- _What you will do_
All of the entries need to be written out again, exactly as they are.
_ _ _ _ _ _ _
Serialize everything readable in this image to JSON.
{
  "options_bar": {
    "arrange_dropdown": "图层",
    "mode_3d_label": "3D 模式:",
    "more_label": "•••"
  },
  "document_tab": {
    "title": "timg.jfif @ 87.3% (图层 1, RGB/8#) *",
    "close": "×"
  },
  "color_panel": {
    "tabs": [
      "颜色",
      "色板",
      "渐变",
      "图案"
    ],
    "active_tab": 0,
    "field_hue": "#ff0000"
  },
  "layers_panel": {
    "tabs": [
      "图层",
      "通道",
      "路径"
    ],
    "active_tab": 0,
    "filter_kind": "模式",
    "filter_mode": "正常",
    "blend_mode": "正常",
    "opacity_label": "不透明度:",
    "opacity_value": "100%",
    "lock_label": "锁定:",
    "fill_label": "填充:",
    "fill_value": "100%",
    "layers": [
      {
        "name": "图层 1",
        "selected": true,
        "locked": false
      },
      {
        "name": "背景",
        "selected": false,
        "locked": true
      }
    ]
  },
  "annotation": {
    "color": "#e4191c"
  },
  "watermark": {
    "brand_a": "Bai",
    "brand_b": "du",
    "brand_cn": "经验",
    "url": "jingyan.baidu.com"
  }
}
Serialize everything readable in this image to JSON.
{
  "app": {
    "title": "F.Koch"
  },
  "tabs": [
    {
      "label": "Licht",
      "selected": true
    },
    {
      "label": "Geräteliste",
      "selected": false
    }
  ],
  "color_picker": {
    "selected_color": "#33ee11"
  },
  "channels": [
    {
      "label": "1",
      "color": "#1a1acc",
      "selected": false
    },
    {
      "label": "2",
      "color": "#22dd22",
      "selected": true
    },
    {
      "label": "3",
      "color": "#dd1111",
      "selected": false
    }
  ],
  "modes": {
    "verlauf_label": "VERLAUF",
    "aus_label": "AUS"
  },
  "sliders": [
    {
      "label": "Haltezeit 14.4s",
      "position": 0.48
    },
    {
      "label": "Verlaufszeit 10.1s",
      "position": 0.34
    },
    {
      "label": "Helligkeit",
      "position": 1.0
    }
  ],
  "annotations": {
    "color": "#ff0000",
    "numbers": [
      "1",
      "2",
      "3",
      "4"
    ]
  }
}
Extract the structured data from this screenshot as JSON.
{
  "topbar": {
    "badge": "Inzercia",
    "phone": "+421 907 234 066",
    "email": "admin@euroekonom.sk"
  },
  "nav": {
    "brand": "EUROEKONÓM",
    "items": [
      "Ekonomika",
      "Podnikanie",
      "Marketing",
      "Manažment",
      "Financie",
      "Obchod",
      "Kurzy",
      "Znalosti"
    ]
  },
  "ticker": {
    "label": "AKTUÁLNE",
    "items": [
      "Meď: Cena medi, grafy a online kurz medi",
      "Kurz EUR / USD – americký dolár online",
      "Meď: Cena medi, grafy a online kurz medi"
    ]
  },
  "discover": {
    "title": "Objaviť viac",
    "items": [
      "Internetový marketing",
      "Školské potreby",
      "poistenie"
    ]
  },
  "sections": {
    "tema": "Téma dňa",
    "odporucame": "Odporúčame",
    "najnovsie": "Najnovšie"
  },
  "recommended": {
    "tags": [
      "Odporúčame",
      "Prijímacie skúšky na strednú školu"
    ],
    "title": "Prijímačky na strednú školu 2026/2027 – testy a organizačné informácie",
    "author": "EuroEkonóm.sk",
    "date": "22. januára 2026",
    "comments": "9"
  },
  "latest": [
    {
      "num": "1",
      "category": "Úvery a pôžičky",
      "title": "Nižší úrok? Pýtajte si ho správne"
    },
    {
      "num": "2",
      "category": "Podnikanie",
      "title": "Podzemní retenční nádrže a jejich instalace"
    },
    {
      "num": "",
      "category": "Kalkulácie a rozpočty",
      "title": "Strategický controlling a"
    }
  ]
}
_ _ _ _ _ _ _
- _Answer in full_
Serialize everything readable in this image to JSON.
{
  "options_bar": {
    "arrange_dropdown": "图层",
    "mode_3d_label": "3D 模式:",
    "more_label": "•••"
  },
  "document_tab": {
    "title": "timg.jfif @ 87.3% (图层 1, RGB/8#) *",
    "close": "×"
  },
  "color_panel": {
    "tabs": [
      "颜色",
      "色板",
      "渐变",
      "图案"
    ],
    "active_tab": 0,
    "field_hue": "#ff0000"
  },
  "layers_panel": {
    "tabs": [
      "图层",
      "通道",
      "路径"
    ],
    "active_tab": 0,
    "filter_kind": "模式",
    "filter_mode": "正常",
    "blend_mode": "正常",
    "opacity_label": "不透明度:",
    "opacity_value": "100%",
    "lock_label": "锁定:",
    "fill_label": "填充:",
    "fill_value": "100%",
    "layers": [
      {
        "name": "图层 1",
        "selected": true,
        "locked": false
      },
      {
        "name": "背景",
        "selected": false,
        "locked": true
      }
    ]
  },
  "annotation": {
    "color": "#e4191c"
  },
  "watermark": {
    "brand_a": "Bai",
    "brand_b": "du",
    "brand_cn": "经验",
    "url": "jingyan.baidu.com"
  }
}
Serialize everything readable in this image to JSON.
{
  "app": {
    "title": "F.Koch"
  },
  "tabs": [
    {
      "label": "Licht",
      "selected": true
    },
    {
      "label": "Geräteliste",
      "selected": false
    }
  ],
  "color_picker": {
    "selected_color": "#33ee11"
  },
  "channels": [
    {
      "label": "1",
      "color": "#1a1acc",
      "selected": false
    },
    {
      "label": "2",
      "color": "#22dd22",
      "selected": true
    },
    {
      "label": "3",
      "color": "#dd1111",
      "selected": false
    }
  ],
  "modes": {
    "verlauf_label": "VERLAUF",
    "aus_label": "AUS"
  },
  "sliders": [
    {
      "label": "Haltezeit 14.4s",
      "position": 0.48
    },
    {
      "label": "Verlaufszeit 10.1s",
      "position": 0.34
    },
    {
      "label": "Helligkeit",
      "position": 1.0
    }
  ],
  "annotations": {
    "color": "#ff0000",
    "numbers": [
      "1",
      "2",
      "3",
      "4"
    ]
  }
}
Extract the structured data from this screenshot as JSON.
{
  "topbar": {
    "badge": "Inzercia",
    "phone": "+421 907 234 066",
    "email": "admin@euroekonom.sk"
  },
  "nav": {
    "brand": "EUROEKONÓM",
    "items": [
      "Ekonomika",
      "Podnikanie",
      "Marketing",
      "Manažment",
      "Financie",
      "Obchod",
      "Kurzy",
      "Znalosti"
    ]
  },
  "ticker": {
    "label": "AKTUÁLNE",
    "items": [
      "Meď: Cena medi, grafy a online kurz medi",
      "Kurz EUR / USD – americký dolár online",
      "Meď: Cena medi, grafy a online kurz medi"
    ]
  },
  "discover": {
    "title": "Objaviť viac",
    "items": [
      "Internetový marketing",
      "Školské potreby",
      "poistenie"
    ]
  },
  "sections": {
    "tema": "Téma dňa",
    "odporucame": "Odporúčame",
    "najnovsie": "Najnovšie"
  },
  "recommended": {
    "tags": [
      "Odporúčame",
      "Prijímacie skúšky na strednú školu"
    ],
    "title": "Prijímačky na strednú školu 2026/2027 – testy a organizačné informácie",
    "author": "EuroEkonóm.sk",
    "date": "22. januára 2026",
    "comments": "9"
  },
  "latest": [
    {
      "num": "1",
      "category": "Úvery a pôžičky",
      "title": "Nižší úrok? Pýtajte si ho správne"
    },
    {
      "num": "2",
      "category": "Podnikanie",
      "title": "Podzemní retenční nádrže a jejich instalace"
    },
    {
      "num": "",
      "category": "Kalkulácie a rozpočty",
      "title": "Strategický controlling a"
    }
  ]
}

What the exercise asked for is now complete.